• _What you have to do_: Find the lines holding "만듭니다" and copy them.

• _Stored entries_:
[Begin]

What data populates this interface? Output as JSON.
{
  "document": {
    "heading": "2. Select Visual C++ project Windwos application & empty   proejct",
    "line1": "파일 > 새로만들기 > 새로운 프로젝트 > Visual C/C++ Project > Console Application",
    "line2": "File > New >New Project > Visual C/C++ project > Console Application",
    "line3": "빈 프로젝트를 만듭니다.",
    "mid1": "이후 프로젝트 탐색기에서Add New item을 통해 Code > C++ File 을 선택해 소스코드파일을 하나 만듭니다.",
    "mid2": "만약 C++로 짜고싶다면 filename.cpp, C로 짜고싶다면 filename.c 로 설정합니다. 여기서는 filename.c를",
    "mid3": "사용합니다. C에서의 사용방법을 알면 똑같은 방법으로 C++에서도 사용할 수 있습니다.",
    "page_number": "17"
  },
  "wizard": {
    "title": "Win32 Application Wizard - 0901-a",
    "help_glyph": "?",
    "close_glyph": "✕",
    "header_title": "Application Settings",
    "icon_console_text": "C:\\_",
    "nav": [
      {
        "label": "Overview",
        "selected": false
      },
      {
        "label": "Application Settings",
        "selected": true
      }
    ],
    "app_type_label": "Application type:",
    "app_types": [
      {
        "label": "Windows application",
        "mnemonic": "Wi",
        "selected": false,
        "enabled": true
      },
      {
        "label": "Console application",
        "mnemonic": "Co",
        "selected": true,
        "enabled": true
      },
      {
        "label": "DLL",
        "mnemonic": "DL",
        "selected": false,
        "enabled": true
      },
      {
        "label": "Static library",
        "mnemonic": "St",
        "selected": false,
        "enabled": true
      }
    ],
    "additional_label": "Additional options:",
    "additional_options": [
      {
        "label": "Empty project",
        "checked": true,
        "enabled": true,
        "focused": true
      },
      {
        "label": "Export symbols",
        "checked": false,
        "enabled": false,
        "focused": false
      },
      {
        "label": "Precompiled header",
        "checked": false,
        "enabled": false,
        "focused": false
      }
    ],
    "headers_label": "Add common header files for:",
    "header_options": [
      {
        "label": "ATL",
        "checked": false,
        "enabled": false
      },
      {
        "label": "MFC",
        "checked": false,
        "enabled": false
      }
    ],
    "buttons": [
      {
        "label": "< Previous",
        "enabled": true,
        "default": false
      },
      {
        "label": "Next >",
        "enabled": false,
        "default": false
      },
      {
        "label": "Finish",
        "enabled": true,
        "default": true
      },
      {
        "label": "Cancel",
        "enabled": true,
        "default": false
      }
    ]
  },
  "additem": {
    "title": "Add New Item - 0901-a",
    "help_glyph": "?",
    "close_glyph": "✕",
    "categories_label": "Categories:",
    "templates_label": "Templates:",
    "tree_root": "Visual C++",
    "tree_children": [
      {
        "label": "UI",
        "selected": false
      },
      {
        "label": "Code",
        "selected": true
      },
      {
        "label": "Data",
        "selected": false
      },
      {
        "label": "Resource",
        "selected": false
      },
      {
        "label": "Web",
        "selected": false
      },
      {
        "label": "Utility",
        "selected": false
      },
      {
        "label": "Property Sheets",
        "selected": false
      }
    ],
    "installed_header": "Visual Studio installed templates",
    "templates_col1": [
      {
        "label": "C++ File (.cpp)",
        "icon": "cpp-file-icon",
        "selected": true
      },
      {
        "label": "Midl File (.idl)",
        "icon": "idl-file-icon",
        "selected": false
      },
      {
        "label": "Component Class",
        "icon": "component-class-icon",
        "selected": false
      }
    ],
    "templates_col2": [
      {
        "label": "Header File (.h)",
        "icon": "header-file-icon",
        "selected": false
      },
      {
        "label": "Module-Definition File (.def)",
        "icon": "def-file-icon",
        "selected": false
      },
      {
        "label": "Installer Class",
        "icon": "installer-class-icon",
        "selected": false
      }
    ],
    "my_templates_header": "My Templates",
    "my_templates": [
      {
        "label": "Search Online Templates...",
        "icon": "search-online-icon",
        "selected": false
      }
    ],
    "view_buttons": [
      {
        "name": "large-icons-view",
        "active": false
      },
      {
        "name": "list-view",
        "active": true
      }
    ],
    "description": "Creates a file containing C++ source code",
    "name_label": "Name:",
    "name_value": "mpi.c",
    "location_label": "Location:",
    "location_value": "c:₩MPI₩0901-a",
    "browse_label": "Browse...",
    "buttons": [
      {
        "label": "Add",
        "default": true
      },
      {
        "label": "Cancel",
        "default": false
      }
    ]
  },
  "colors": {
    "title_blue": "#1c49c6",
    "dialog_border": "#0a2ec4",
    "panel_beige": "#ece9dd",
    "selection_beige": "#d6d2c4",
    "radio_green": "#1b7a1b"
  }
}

[End]

• _Answer_:
    "line3": "빈 프로젝트를 만듭니다.",
    "mid1": "이후 프로젝트 탐색기에서Add New item을 통해 Code > C++ File 을 선택해 소스코드파일을 하나 만듭니다.",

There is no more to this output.